START Supplied information
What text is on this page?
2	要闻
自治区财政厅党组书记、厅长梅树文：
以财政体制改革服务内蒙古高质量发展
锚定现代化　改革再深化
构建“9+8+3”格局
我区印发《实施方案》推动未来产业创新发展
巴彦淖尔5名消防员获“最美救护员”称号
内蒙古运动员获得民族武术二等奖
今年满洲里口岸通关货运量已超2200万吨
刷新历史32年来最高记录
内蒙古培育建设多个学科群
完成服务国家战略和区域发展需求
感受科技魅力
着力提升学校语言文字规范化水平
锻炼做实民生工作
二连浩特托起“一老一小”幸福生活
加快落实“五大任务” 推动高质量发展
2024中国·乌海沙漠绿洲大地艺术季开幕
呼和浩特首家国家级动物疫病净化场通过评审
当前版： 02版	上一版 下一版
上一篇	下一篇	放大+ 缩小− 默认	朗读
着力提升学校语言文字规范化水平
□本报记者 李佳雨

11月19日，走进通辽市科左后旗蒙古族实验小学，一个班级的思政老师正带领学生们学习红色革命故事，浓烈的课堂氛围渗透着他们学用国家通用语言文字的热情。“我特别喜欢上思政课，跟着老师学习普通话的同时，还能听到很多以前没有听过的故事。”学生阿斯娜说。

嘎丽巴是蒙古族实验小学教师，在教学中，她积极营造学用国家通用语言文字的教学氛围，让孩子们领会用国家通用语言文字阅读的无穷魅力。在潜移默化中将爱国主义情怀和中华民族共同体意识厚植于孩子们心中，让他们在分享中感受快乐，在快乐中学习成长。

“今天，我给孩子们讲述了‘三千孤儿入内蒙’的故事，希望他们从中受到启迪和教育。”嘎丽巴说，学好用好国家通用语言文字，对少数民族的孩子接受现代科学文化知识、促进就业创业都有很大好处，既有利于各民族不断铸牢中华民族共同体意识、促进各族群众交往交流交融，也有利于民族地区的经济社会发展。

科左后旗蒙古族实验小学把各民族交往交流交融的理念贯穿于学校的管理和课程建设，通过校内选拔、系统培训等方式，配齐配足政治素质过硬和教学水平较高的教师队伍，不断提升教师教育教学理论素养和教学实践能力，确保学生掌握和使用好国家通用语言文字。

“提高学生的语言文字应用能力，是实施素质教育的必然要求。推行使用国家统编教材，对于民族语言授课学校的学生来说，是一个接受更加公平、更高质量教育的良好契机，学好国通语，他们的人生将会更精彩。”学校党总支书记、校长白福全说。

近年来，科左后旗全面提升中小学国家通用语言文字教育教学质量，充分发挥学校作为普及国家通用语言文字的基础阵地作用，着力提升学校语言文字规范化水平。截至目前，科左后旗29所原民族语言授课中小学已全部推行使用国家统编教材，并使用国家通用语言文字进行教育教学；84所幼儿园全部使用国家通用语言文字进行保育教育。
END Supplied information
§ **Job**: Your task is to repeat the data exactly, with nothing left out.

§ **Correct output**:
What text is on this page?
2	要闻
自治区财政厅党组书记、厅长梅树文：
以财政体制改革服务内蒙古高质量发展
锚定现代化　改革再深化
构建“9+8+3”格局
我区印发《实施方案》推动未来产业创新发展
巴彦淖尔5名消防员获“最美救护员”称号
内蒙古运动员获得民族武术二等奖
今年满洲里口岸通关货运量已超2200万吨
刷新历史32年来最高记录
内蒙古培育建设多个学科群
完成服务国家战略和区域发展需求
感受科技魅力
着力提升学校语言文字规范化水平
锻炼做实民生工作
二连浩特托起“一老一小”幸福生活
加快落实“五大任务” 推动高质量发展
2024中国·乌海沙漠绿洲大地艺术季开幕
呼和浩特首家国家级动物疫病净化场通过评审
当前版： 02版	上一版 下一版
上一篇	下一篇	放大+ 缩小− 默认	朗读
着力提升学校语言文字规范化水平
□本报记者 李佳雨

11月19日，走进通辽市科左后旗蒙古族实验小学，一个班级的思政老师正带领学生们学习红色革命故事，浓烈的课堂氛围渗透着他们学用国家通用语言文字的热情。“我特别喜欢上思政课，跟着老师学习普通话的同时，还能听到很多以前没有听过的故事。”学生阿斯娜说。

嘎丽巴是蒙古族实验小学教师，在教学中，她积极营造学用国家通用语言文字的教学氛围，让孩子们领会用国家通用语言文字阅读的无穷魅力。在潜移默化中将爱国主义情怀和中华民族共同体意识厚植于孩子们心中，让他们在分享中感受快乐，在快乐中学习成长。

“今天，我给孩子们讲述了‘三千孤儿入内蒙’的故事，希望他们从中受到启迪和教育。”嘎丽巴说，学好用好国家通用语言文字，对少数民族的孩子接受现代科学文化知识、促进就业创业都有很大好处，既有利于各民族不断铸牢中华民族共同体意识、促进各族群众交往交流交融，也有利于民族地区的经济社会发展。

科左后旗蒙古族实验小学把各民族交往交流交融的理念贯穿于学校的管理和课程建设，通过校内选拔、系统培训等方式，配齐配足政治素质过硬和教学水平较高的教师队伍，不断提升教师教育教学理论素养和教学实践能力，确保学生掌握和使用好国家通用语言文字。

“提高学生的语言文字应用能力，是实施素质教育的必然要求。推行使用国家统编教材，对于民族语言授课学校的学生来说，是一个接受更加公平、更高质量教育的良好契机，学好国通语，他们的人生将会更精彩。”学校党总支书记、校长白福全说。

近年来，科左后旗全面提升中小学国家通用语言文字教育教学质量，充分发挥学校作为普及国家通用语言文字的基础阵地作用，着力提升学校语言文字规范化水平。截至目前，科左后旗29所原民族语言授课中小学已全部推行使用国家统编教材，并使用国家通用语言文字进行教育教学；84所幼儿园全部使用国家通用语言文字进行保育教育。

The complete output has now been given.